++++ RECORDED DATA ++++
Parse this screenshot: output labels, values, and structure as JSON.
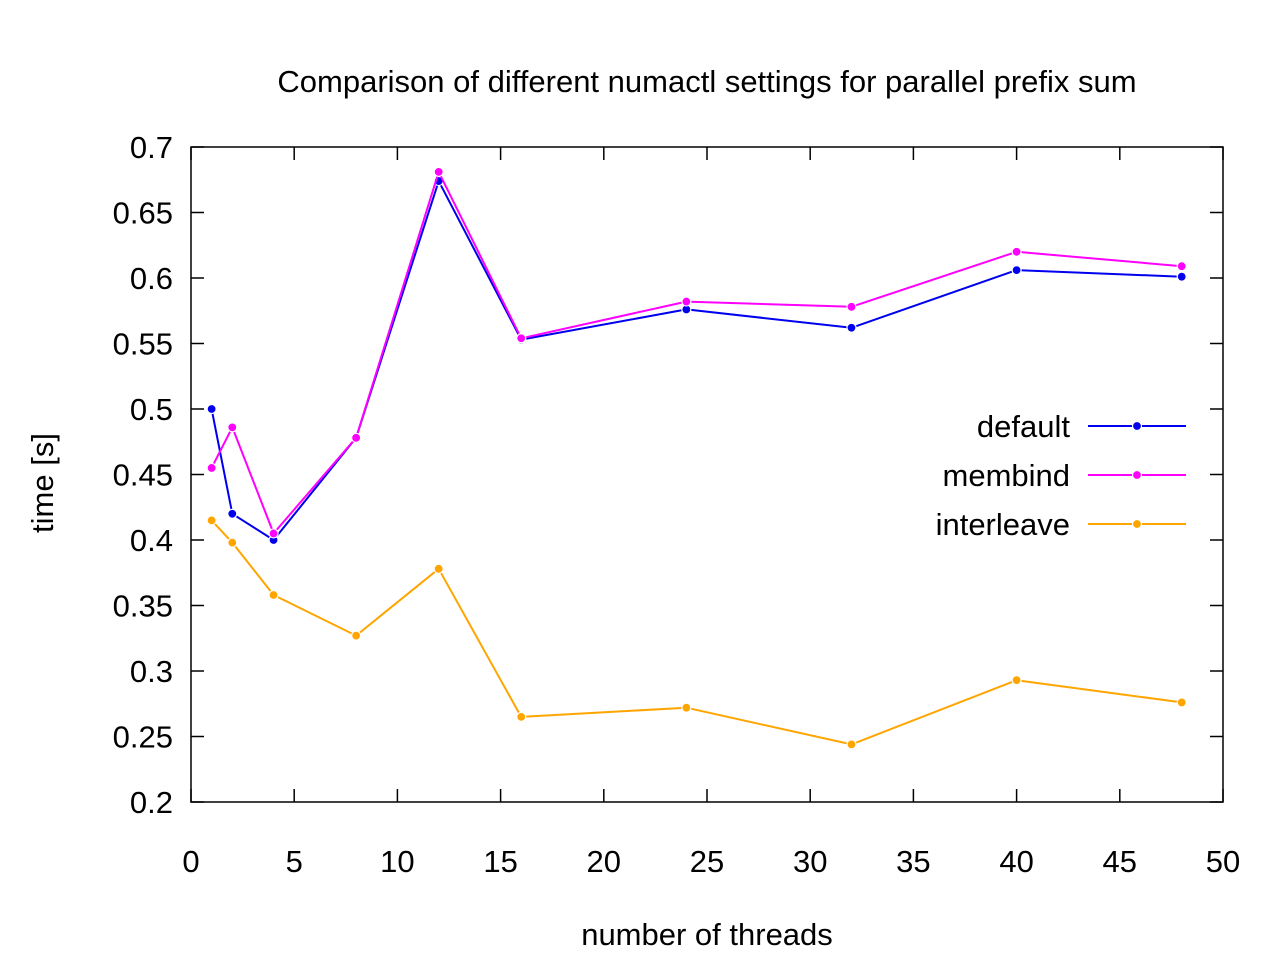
{
  "chart_data": {
    "type": "line",
    "title": "Comparison of different numactl settings for parallel prefix sum",
    "xlabel": "number of threads",
    "ylabel": "time [s]",
    "xlim": [
      0,
      50
    ],
    "ylim": [
      0.2,
      0.7
    ],
    "xticks": [
      0,
      5,
      10,
      15,
      20,
      25,
      30,
      35,
      40,
      45,
      50
    ],
    "yticks": [
      0.2,
      0.25,
      0.3,
      0.35,
      0.4,
      0.45,
      0.5,
      0.55,
      0.6,
      0.65,
      0.7
    ],
    "xtick_labels": [
      "0",
      "5",
      "10",
      "15",
      "20",
      "25",
      "30",
      "35",
      "40",
      "45",
      "50"
    ],
    "ytick_labels": [
      "0.2",
      "0.25",
      "0.3",
      "0.35",
      "0.4",
      "0.45",
      "0.5",
      "0.55",
      "0.6",
      "0.65",
      "0.7"
    ],
    "grid": false,
    "legend_position": "right",
    "x": [
      1,
      2,
      4,
      8,
      12,
      16,
      24,
      32,
      40,
      48
    ],
    "series": [
      {
        "name": "default",
        "color": "#0000ee",
        "values": [
          0.5,
          0.42,
          0.4,
          0.478,
          0.674,
          0.553,
          0.576,
          0.562,
          0.606,
          0.601
        ]
      },
      {
        "name": "membind",
        "color": "#ff00ff",
        "values": [
          0.455,
          0.486,
          0.405,
          0.478,
          0.681,
          0.554,
          0.582,
          0.578,
          0.62,
          0.609
        ]
      },
      {
        "name": "interleave",
        "color": "#ffa500",
        "values": [
          0.415,
          0.398,
          0.358,
          0.327,
          0.378,
          0.265,
          0.272,
          0.244,
          0.293,
          0.276
        ]
      }
    ]
  }
}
++++
**WHAT YOU ARE ASKED TO DO**
Make an exact copy of every record, pictures excluded.

**FULL SOLUTION**
Parse this screenshot: output labels, values, and structure as JSON.
{
  "chart_data": {
    "type": "line",
    "title": "Comparison of different numactl settings for parallel prefix sum",
    "xlabel": "number of threads",
    "ylabel": "time [s]",
    "xlim": [
      0,
      50
    ],
    "ylim": [
      0.2,
      0.7
    ],
    "xticks": [
      0,
      5,
      10,
      15,
      20,
      25,
      30,
      35,
      40,
      45,
      50
    ],
    "yticks": [
      0.2,
      0.25,
      0.3,
      0.35,
      0.4,
      0.45,
      0.5,
      0.55,
      0.6,
      0.65,
      0.7
    ],
    "xtick_labels": [
      "0",
      "5",
      "10",
      "15",
      "20",
      "25",
      "30",
      "35",
      "40",
      "45",
      "50"
    ],
    "ytick_labels": [
      "0.2",
      "0.25",
      "0.3",
      "0.35",
      "0.4",
      "0.45",
      "0.5",
      "0.55",
      "0.6",
      "0.65",
      "0.7"
    ],
    "grid": false,
    "legend_position": "right",
    "x": [
      1,
      2,
      4,
      8,
      12,
      16,
      24,
      32,
      40,
      48
    ],
    "series": [
      {
        "name": "default",
        "color": "#0000ee",
        "values": [
          0.5,
          0.42,
          0.4,
          0.478,
          0.674,
          0.553,
          0.576,
          0.562,
          0.606,
          0.601
        ]
      },
      {
        "name": "membind",
        "color": "#ff00ff",
        "values": [
          0.455,
          0.486,
          0.405,
          0.478,
          0.681,
          0.554,
          0.582,
          0.578,
          0.62,
          0.609
        ]
      },
      {
        "name": "interleave",
        "color": "#ffa500",
        "values": [
          0.415,
          0.398,
          0.358,
          0.327,
          0.378,
          0.265,
          0.272,
          0.244,
          0.293,
          0.276
        ]
      }
    ]
  }
}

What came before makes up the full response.